** start of MATERIAL **

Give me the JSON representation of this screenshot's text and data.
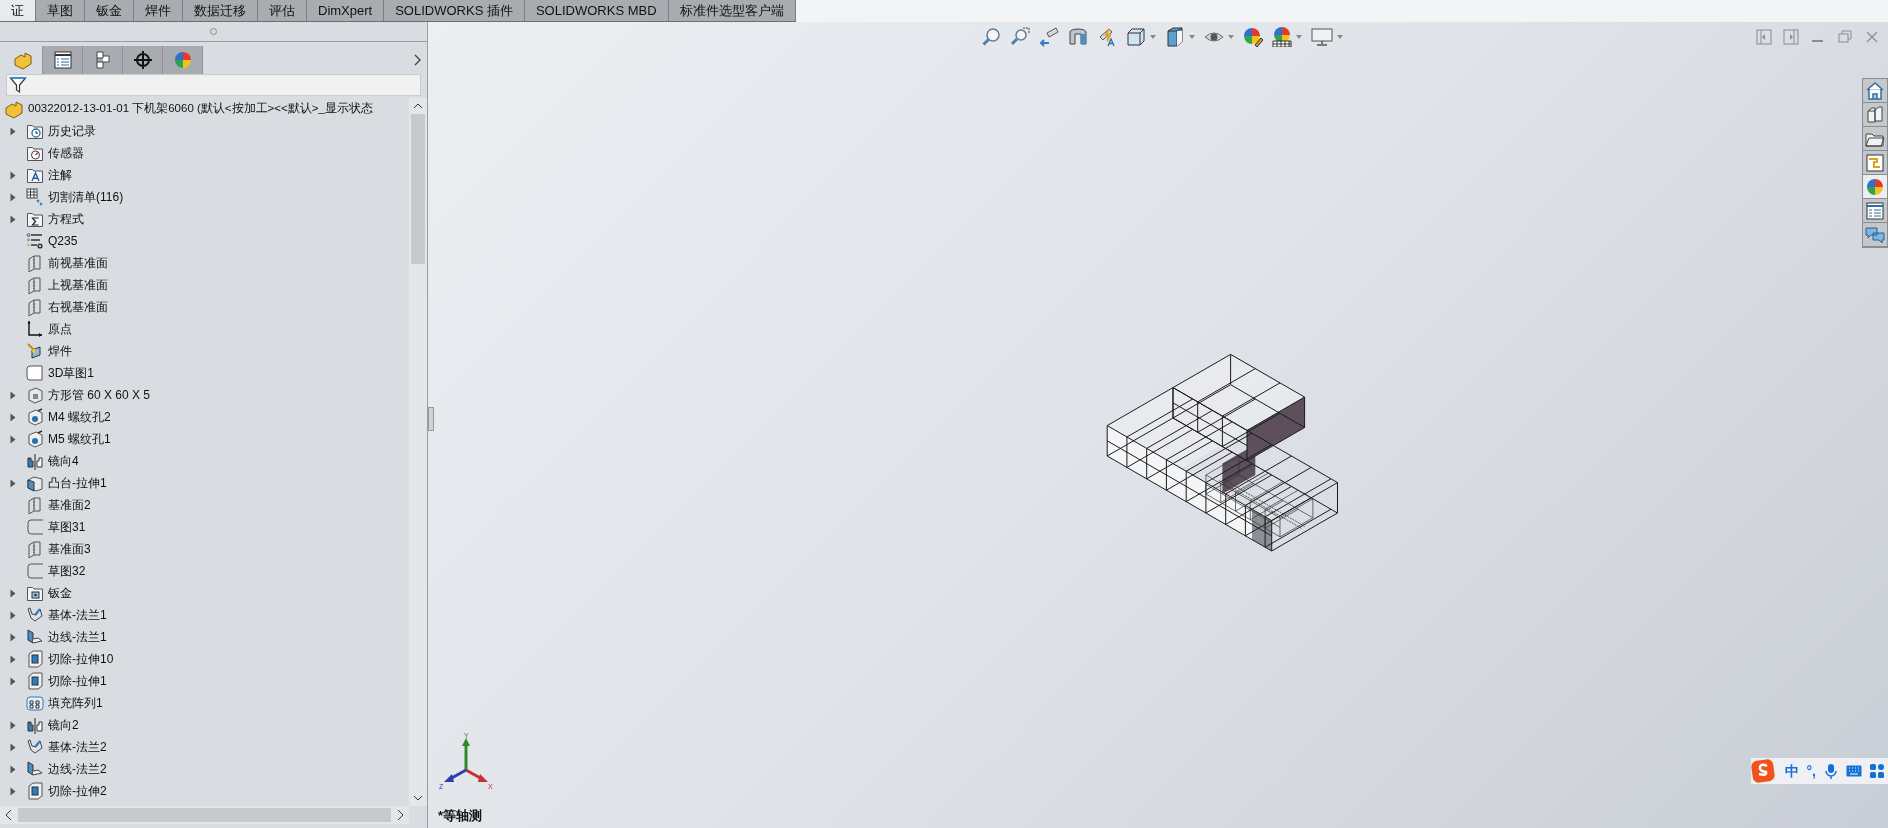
{
  "command_tabs": [
    {
      "label": "证",
      "selected": true
    },
    {
      "label": "草图",
      "selected": false
    },
    {
      "label": "钣金",
      "selected": false
    },
    {
      "label": "焊件",
      "selected": false
    },
    {
      "label": "数据迁移",
      "selected": false
    },
    {
      "label": "评估",
      "selected": false
    },
    {
      "label": "DimXpert",
      "selected": false
    },
    {
      "label": "SOLIDWORKS 插件",
      "selected": false
    },
    {
      "label": "SOLIDWORKS MBD",
      "selected": false
    },
    {
      "label": "标准件选型客户端",
      "selected": false
    }
  ],
  "feature_manager": {
    "panel_tabs": [
      {
        "kind": "feature-tree",
        "selected": true
      },
      {
        "kind": "property",
        "selected": false
      },
      {
        "kind": "configuration",
        "selected": false
      },
      {
        "kind": "dimxpert",
        "selected": false
      },
      {
        "kind": "display",
        "selected": false
      }
    ],
    "root": {
      "label": "00322012-13-01-01 下机架6060  (默认<按加工><<默认>_显示状态"
    },
    "items": [
      {
        "label": "历史记录",
        "kind": "history",
        "has_children": true
      },
      {
        "label": "传感器",
        "kind": "sensor",
        "has_children": false
      },
      {
        "label": "注解",
        "kind": "annotation",
        "has_children": true
      },
      {
        "label": "切割清单(116)",
        "kind": "cutlist",
        "has_children": true
      },
      {
        "label": "方程式",
        "kind": "equation",
        "has_children": true
      },
      {
        "label": "Q235",
        "kind": "material",
        "has_children": false
      },
      {
        "label": "前视基准面",
        "kind": "plane",
        "has_children": false
      },
      {
        "label": "上视基准面",
        "kind": "plane",
        "has_children": false
      },
      {
        "label": "右视基准面",
        "kind": "plane",
        "has_children": false
      },
      {
        "label": "原点",
        "kind": "origin",
        "has_children": false
      },
      {
        "label": "焊件",
        "kind": "weldment",
        "has_children": false
      },
      {
        "label": "3D草图1",
        "kind": "sketch3d",
        "has_children": false
      },
      {
        "label": "方形管 60 X 60 X 5",
        "kind": "profile",
        "has_children": true
      },
      {
        "label": "M4 螺纹孔2",
        "kind": "hole",
        "has_children": true
      },
      {
        "label": "M5 螺纹孔1",
        "kind": "hole",
        "has_children": true
      },
      {
        "label": "镜向4",
        "kind": "mirror",
        "has_children": false
      },
      {
        "label": "凸台-拉伸1",
        "kind": "boss",
        "has_children": true
      },
      {
        "label": "基准面2",
        "kind": "plane",
        "has_children": false
      },
      {
        "label": "草图31",
        "kind": "sketch",
        "has_children": false
      },
      {
        "label": "基准面3",
        "kind": "plane",
        "has_children": false
      },
      {
        "label": "草图32",
        "kind": "sketch",
        "has_children": false
      },
      {
        "label": "钣金",
        "kind": "sheetmetal",
        "has_children": true
      },
      {
        "label": "基体-法兰1",
        "kind": "baseflange",
        "has_children": true
      },
      {
        "label": "边线-法兰1",
        "kind": "edgeflange",
        "has_children": true
      },
      {
        "label": "切除-拉伸10",
        "kind": "cut",
        "has_children": true
      },
      {
        "label": "切除-拉伸1",
        "kind": "cut",
        "has_children": true
      },
      {
        "label": "填充阵列1",
        "kind": "pattern",
        "has_children": false
      },
      {
        "label": "镜向2",
        "kind": "mirror",
        "has_children": true
      },
      {
        "label": "基体-法兰2",
        "kind": "baseflange",
        "has_children": true
      },
      {
        "label": "边线-法兰2",
        "kind": "edgeflange",
        "has_children": true
      },
      {
        "label": "切除-拉伸2",
        "kind": "cut",
        "has_children": true
      }
    ]
  },
  "viewport": {
    "triad": {
      "x": "X",
      "y": "Y",
      "z": "Z"
    },
    "view_name": "*等轴测"
  },
  "ime_bar": {
    "mode": "中",
    "punctuation": "°,"
  }
}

** end of MATERIAL **

(PROBLEM TO WORK ON) State the number of lines in this listing that contain the string "SOLIDWORKS", and add nothing else.

(RESULT FOR THIS TASK) 2